Start of Supplied records
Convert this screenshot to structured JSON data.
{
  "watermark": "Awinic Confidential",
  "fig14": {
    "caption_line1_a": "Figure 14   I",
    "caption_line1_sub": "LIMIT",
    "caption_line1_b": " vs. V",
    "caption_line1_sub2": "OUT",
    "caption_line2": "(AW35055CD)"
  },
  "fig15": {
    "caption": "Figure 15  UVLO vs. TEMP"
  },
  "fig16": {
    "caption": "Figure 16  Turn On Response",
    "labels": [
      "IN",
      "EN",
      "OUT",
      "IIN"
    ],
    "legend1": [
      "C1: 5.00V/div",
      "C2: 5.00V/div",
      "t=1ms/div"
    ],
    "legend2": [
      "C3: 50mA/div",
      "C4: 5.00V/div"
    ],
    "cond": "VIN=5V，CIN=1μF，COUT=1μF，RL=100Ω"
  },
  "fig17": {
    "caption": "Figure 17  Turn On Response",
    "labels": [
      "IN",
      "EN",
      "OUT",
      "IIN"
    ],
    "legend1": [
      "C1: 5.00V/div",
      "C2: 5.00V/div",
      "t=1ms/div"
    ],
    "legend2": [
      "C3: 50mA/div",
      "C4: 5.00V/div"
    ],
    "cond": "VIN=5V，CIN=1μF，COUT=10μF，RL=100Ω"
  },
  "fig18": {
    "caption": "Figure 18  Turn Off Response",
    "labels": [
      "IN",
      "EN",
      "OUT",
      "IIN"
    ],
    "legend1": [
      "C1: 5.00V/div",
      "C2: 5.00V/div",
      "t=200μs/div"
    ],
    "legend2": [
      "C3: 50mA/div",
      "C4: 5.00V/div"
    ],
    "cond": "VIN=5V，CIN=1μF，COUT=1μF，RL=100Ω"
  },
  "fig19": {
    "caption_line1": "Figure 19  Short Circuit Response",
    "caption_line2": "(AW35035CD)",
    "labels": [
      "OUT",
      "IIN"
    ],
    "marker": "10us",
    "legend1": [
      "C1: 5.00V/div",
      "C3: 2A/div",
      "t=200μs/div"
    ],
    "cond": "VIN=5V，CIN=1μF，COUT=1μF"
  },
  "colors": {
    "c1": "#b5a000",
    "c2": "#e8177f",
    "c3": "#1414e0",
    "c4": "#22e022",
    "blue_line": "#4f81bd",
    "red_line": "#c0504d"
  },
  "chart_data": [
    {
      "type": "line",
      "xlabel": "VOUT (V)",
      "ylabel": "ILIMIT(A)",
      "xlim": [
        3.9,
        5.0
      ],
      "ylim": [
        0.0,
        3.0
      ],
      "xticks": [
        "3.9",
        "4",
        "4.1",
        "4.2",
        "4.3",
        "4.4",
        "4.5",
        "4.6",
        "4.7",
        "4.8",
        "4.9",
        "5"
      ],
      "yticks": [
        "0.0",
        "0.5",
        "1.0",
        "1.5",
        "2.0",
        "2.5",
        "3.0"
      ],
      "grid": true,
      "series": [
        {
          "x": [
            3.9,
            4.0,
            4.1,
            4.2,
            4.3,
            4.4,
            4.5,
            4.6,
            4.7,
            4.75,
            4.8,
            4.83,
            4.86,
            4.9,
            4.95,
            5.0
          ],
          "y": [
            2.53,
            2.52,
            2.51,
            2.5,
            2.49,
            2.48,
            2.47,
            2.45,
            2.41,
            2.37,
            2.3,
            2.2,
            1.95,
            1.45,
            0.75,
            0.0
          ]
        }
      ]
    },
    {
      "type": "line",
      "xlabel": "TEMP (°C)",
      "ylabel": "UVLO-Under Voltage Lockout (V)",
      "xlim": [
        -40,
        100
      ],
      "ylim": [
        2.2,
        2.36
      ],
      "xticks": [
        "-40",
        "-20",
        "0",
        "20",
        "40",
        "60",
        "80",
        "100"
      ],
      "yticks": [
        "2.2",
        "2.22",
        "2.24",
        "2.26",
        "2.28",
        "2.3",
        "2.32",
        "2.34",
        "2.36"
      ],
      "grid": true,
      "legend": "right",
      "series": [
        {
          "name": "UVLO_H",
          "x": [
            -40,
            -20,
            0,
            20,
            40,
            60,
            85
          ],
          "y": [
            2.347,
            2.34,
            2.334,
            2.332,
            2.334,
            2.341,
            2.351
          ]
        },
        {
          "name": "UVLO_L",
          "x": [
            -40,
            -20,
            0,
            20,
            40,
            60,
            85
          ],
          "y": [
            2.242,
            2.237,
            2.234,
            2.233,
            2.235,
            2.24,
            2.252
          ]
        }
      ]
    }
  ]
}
End of Supplied records
- Goal of the exercise
The records above should be duplicated in full, exactly as given.

- The response
Convert this screenshot to structured JSON data.
{
  "watermark": "Awinic Confidential",
  "fig14": {
    "caption_line1_a": "Figure 14   I",
    "caption_line1_sub": "LIMIT",
    "caption_line1_b": " vs. V",
    "caption_line1_sub2": "OUT",
    "caption_line2": "(AW35055CD)"
  },
  "fig15": {
    "caption": "Figure 15  UVLO vs. TEMP"
  },
  "fig16": {
    "caption": "Figure 16  Turn On Response",
    "labels": [
      "IN",
      "EN",
      "OUT",
      "IIN"
    ],
    "legend1": [
      "C1: 5.00V/div",
      "C2: 5.00V/div",
      "t=1ms/div"
    ],
    "legend2": [
      "C3: 50mA/div",
      "C4: 5.00V/div"
    ],
    "cond": "VIN=5V，CIN=1μF，COUT=1μF，RL=100Ω"
  },
  "fig17": {
    "caption": "Figure 17  Turn On Response",
    "labels": [
      "IN",
      "EN",
      "OUT",
      "IIN"
    ],
    "legend1": [
      "C1: 5.00V/div",
      "C2: 5.00V/div",
      "t=1ms/div"
    ],
    "legend2": [
      "C3: 50mA/div",
      "C4: 5.00V/div"
    ],
    "cond": "VIN=5V，CIN=1μF，COUT=10μF，RL=100Ω"
  },
  "fig18": {
    "caption": "Figure 18  Turn Off Response",
    "labels": [
      "IN",
      "EN",
      "OUT",
      "IIN"
    ],
    "legend1": [
      "C1: 5.00V/div",
      "C2: 5.00V/div",
      "t=200μs/div"
    ],
    "legend2": [
      "C3: 50mA/div",
      "C4: 5.00V/div"
    ],
    "cond": "VIN=5V，CIN=1μF，COUT=1μF，RL=100Ω"
  },
  "fig19": {
    "caption_line1": "Figure 19  Short Circuit Response",
    "caption_line2": "(AW35035CD)",
    "labels": [
      "OUT",
      "IIN"
    ],
    "marker": "10us",
    "legend1": [
      "C1: 5.00V/div",
      "C3: 2A/div",
      "t=200μs/div"
    ],
    "cond": "VIN=5V，CIN=1μF，COUT=1μF"
  },
  "colors": {
    "c1": "#b5a000",
    "c2": "#e8177f",
    "c3": "#1414e0",
    "c4": "#22e022",
    "blue_line": "#4f81bd",
    "red_line": "#c0504d"
  },
  "chart_data": [
    {
      "type": "line",
      "xlabel": "VOUT (V)",
      "ylabel": "ILIMIT(A)",
      "xlim": [
        3.9,
        5.0
      ],
      "ylim": [
        0.0,
        3.0
      ],
      "xticks": [
        "3.9",
        "4",
        "4.1",
        "4.2",
        "4.3",
        "4.4",
        "4.5",
        "4.6",
        "4.7",
        "4.8",
        "4.9",
        "5"
      ],
      "yticks": [
        "0.0",
        "0.5",
        "1.0",
        "1.5",
        "2.0",
        "2.5",
        "3.0"
      ],
      "grid": true,
      "series": [
        {
          "x": [
            3.9,
            4.0,
            4.1,
            4.2,
            4.3,
            4.4,
            4.5,
            4.6,
            4.7,
            4.75,
            4.8,
            4.83,
            4.86,
            4.9,
            4.95,
            5.0
          ],
          "y": [
            2.53,
            2.52,
            2.51,
            2.5,
            2.49,
            2.48,
            2.47,
            2.45,
            2.41,
            2.37,
            2.3,
            2.2,
            1.95,
            1.45,
            0.75,
            0.0
          ]
        }
      ]
    },
    {
      "type": "line",
      "xlabel": "TEMP (°C)",
      "ylabel": "UVLO-Under Voltage Lockout (V)",
      "xlim": [
        -40,
        100
      ],
      "ylim": [
        2.2,
        2.36
      ],
      "xticks": [
        "-40",
        "-20",
        "0",
        "20",
        "40",
        "60",
        "80",
        "100"
      ],
      "yticks": [
        "2.2",
        "2.22",
        "2.24",
        "2.26",
        "2.28",
        "2.3",
        "2.32",
        "2.34",
        "2.36"
      ],
      "grid": true,
      "legend": "right",
      "series": [
        {
          "name": "UVLO_H",
          "x": [
            -40,
            -20,
            0,
            20,
            40,
            60,
            85
          ],
          "y": [
            2.347,
            2.34,
            2.334,
            2.332,
            2.334,
            2.341,
            2.351
          ]
        },
        {
          "name": "UVLO_L",
          "x": [
            -40,
            -20,
            0,
            20,
            40,
            60,
            85
          ],
          "y": [
            2.242,
            2.237,
            2.234,
            2.233,
            2.235,
            2.24,
            2.252
          ]
        }
      ]
    }
  ]
}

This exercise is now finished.